— begin —

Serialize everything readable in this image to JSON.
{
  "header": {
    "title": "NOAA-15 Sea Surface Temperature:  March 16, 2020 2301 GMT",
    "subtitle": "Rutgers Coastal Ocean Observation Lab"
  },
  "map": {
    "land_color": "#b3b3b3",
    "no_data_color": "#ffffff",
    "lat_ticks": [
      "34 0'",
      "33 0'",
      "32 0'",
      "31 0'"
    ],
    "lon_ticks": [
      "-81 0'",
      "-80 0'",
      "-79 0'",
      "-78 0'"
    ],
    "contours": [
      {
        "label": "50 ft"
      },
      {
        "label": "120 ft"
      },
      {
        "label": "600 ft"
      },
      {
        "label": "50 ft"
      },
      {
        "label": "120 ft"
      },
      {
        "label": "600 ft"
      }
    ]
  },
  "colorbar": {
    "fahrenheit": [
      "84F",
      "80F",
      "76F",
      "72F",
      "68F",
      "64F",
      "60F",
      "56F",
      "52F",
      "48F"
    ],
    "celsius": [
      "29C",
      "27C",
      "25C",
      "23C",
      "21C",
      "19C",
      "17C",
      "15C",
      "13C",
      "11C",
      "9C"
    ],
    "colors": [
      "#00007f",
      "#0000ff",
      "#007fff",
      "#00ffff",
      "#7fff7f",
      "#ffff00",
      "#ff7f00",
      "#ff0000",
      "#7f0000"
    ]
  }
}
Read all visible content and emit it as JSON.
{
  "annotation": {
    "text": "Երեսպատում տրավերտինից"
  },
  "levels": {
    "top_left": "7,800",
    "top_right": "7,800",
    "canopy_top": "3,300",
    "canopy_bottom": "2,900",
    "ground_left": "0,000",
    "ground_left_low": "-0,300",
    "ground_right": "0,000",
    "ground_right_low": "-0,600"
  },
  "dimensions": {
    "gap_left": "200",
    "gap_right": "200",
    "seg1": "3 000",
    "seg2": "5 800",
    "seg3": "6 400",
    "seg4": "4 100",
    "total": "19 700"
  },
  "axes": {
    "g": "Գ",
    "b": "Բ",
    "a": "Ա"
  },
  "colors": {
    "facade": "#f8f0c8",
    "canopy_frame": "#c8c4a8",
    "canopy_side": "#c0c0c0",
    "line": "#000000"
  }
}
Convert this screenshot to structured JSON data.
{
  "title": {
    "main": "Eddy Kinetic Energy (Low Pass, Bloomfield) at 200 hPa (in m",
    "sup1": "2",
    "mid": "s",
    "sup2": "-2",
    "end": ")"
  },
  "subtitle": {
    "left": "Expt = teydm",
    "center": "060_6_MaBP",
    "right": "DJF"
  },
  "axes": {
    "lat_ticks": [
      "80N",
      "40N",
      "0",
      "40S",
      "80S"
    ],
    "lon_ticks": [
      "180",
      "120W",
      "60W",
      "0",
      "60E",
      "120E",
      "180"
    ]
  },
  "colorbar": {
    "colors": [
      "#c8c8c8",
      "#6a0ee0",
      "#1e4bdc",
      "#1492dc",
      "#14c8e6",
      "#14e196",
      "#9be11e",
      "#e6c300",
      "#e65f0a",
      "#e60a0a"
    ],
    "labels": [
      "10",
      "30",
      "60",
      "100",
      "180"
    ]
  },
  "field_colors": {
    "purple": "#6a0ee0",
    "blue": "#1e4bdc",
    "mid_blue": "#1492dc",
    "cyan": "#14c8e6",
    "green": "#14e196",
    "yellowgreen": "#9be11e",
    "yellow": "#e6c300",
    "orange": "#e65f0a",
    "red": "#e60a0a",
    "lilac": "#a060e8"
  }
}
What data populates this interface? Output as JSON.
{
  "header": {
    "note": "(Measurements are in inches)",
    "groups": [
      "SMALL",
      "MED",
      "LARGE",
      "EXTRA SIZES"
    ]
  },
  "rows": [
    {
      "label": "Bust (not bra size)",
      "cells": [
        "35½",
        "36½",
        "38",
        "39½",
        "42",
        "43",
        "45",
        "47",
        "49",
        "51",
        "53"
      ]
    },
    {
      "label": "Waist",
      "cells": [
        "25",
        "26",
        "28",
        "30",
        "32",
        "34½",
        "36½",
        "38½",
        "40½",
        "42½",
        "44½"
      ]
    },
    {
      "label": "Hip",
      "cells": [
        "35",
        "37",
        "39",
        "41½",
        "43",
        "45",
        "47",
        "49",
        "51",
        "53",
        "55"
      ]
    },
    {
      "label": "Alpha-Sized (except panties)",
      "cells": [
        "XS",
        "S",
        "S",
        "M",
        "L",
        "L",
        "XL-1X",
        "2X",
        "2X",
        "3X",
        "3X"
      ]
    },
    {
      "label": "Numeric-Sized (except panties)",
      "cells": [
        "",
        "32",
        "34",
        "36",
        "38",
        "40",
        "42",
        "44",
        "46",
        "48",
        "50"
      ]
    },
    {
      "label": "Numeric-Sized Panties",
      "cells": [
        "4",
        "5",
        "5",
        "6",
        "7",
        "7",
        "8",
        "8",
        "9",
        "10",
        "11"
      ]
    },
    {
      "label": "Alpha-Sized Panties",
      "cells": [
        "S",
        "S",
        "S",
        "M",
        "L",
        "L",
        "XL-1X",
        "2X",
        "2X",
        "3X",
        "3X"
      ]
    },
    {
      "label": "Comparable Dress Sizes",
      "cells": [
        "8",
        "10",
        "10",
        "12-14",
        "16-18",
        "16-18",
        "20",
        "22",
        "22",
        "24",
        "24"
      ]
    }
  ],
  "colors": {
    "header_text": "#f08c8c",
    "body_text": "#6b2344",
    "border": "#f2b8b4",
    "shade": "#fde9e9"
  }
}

— end —

Could you transcribe the records in full, exactly?

◆ RESULT OF THE TASK:
Serialize everything readable in this image to JSON.
{
  "header": {
    "title": "NOAA-15 Sea Surface Temperature:  March 16, 2020 2301 GMT",
    "subtitle": "Rutgers Coastal Ocean Observation Lab"
  },
  "map": {
    "land_color": "#b3b3b3",
    "no_data_color": "#ffffff",
    "lat_ticks": [
      "34 0'",
      "33 0'",
      "32 0'",
      "31 0'"
    ],
    "lon_ticks": [
      "-81 0'",
      "-80 0'",
      "-79 0'",
      "-78 0'"
    ],
    "contours": [
      {
        "label": "50 ft"
      },
      {
        "label": "120 ft"
      },
      {
        "label": "600 ft"
      },
      {
        "label": "50 ft"
      },
      {
        "label": "120 ft"
      },
      {
        "label": "600 ft"
      }
    ]
  },
  "colorbar": {
    "fahrenheit": [
      "84F",
      "80F",
      "76F",
      "72F",
      "68F",
      "64F",
      "60F",
      "56F",
      "52F",
      "48F"
    ],
    "celsius": [
      "29C",
      "27C",
      "25C",
      "23C",
      "21C",
      "19C",
      "17C",
      "15C",
      "13C",
      "11C",
      "9C"
    ],
    "colors": [
      "#00007f",
      "#0000ff",
      "#007fff",
      "#00ffff",
      "#7fff7f",
      "#ffff00",
      "#ff7f00",
      "#ff0000",
      "#7f0000"
    ]
  }
}
Read all visible content and emit it as JSON.
{
  "annotation": {
    "text": "Երեսպատում տրավերտինից"
  },
  "levels": {
    "top_left": "7,800",
    "top_right": "7,800",
    "canopy_top": "3,300",
    "canopy_bottom": "2,900",
    "ground_left": "0,000",
    "ground_left_low": "-0,300",
    "ground_right": "0,000",
    "ground_right_low": "-0,600"
  },
  "dimensions": {
    "gap_left": "200",
    "gap_right": "200",
    "seg1": "3 000",
    "seg2": "5 800",
    "seg3": "6 400",
    "seg4": "4 100",
    "total": "19 700"
  },
  "axes": {
    "g": "Գ",
    "b": "Բ",
    "a": "Ա"
  },
  "colors": {
    "facade": "#f8f0c8",
    "canopy_frame": "#c8c4a8",
    "canopy_side": "#c0c0c0",
    "line": "#000000"
  }
}
Convert this screenshot to structured JSON data.
{
  "title": {
    "main": "Eddy Kinetic Energy (Low Pass, Bloomfield) at 200 hPa (in m",
    "sup1": "2",
    "mid": "s",
    "sup2": "-2",
    "end": ")"
  },
  "subtitle": {
    "left": "Expt = teydm",
    "center": "060_6_MaBP",
    "right": "DJF"
  },
  "axes": {
    "lat_ticks": [
      "80N",
      "40N",
      "0",
      "40S",
      "80S"
    ],
    "lon_ticks": [
      "180",
      "120W",
      "60W",
      "0",
      "60E",
      "120E",
      "180"
    ]
  },
  "colorbar": {
    "colors": [
      "#c8c8c8",
      "#6a0ee0",
      "#1e4bdc",
      "#1492dc",
      "#14c8e6",
      "#14e196",
      "#9be11e",
      "#e6c300",
      "#e65f0a",
      "#e60a0a"
    ],
    "labels": [
      "10",
      "30",
      "60",
      "100",
      "180"
    ]
  },
  "field_colors": {
    "purple": "#6a0ee0",
    "blue": "#1e4bdc",
    "mid_blue": "#1492dc",
    "cyan": "#14c8e6",
    "green": "#14e196",
    "yellowgreen": "#9be11e",
    "yellow": "#e6c300",
    "orange": "#e65f0a",
    "red": "#e60a0a",
    "lilac": "#a060e8"
  }
}
What data populates this interface? Output as JSON.
{
  "header": {
    "note": "(Measurements are in inches)",
    "groups": [
      "SMALL",
      "MED",
      "LARGE",
      "EXTRA SIZES"
    ]
  },
  "rows": [
    {
      "label": "Bust (not bra size)",
      "cells": [
        "35½",
        "36½",
        "38",
        "39½",
        "42",
        "43",
        "45",
        "47",
        "49",
        "51",
        "53"
      ]
    },
    {
      "label": "Waist",
      "cells": [
        "25",
        "26",
        "28",
        "30",
        "32",
        "34½",
        "36½",
        "38½",
        "40½",
        "42½",
        "44½"
      ]
    },
    {
      "label": "Hip",
      "cells": [
        "35",
        "37",
        "39",
        "41½",
        "43",
        "45",
        "47",
        "49",
        "51",
        "53",
        "55"
      ]
    },
    {
      "label": "Alpha-Sized (except panties)",
      "cells": [
        "XS",
        "S",
        "S",
        "M",
        "L",
        "L",
        "XL-1X",
        "2X",
        "2X",
        "3X",
        "3X"
      ]
    },
    {
      "label": "Numeric-Sized (except panties)",
      "cells": [
        "",
        "32",
        "34",
        "36",
        "38",
        "40",
        "42",
        "44",
        "46",
        "48",
        "50"
      ]
    },
    {
      "label": "Numeric-Sized Panties",
      "cells": [
        "4",
        "5",
        "5",
        "6",
        "7",
        "7",
        "8",
        "8",
        "9",
        "10",
        "11"
      ]
    },
    {
      "label": "Alpha-Sized Panties",
      "cells": [
        "S",
        "S",
        "S",
        "M",
        "L",
        "L",
        "XL-1X",
        "2X",
        "2X",
        "3X",
        "3X"
      ]
    },
    {
      "label": "Comparable Dress Sizes",
      "cells": [
        "8",
        "10",
        "10",
        "12-14",
        "16-18",
        "16-18",
        "20",
        "22",
        "22",
        "24",
        "24"
      ]
    }
  ],
  "colors": {
    "header_text": "#f08c8c",
    "body_text": "#6b2344",
    "border": "#f2b8b4",
    "shade": "#fde9e9"
  }
}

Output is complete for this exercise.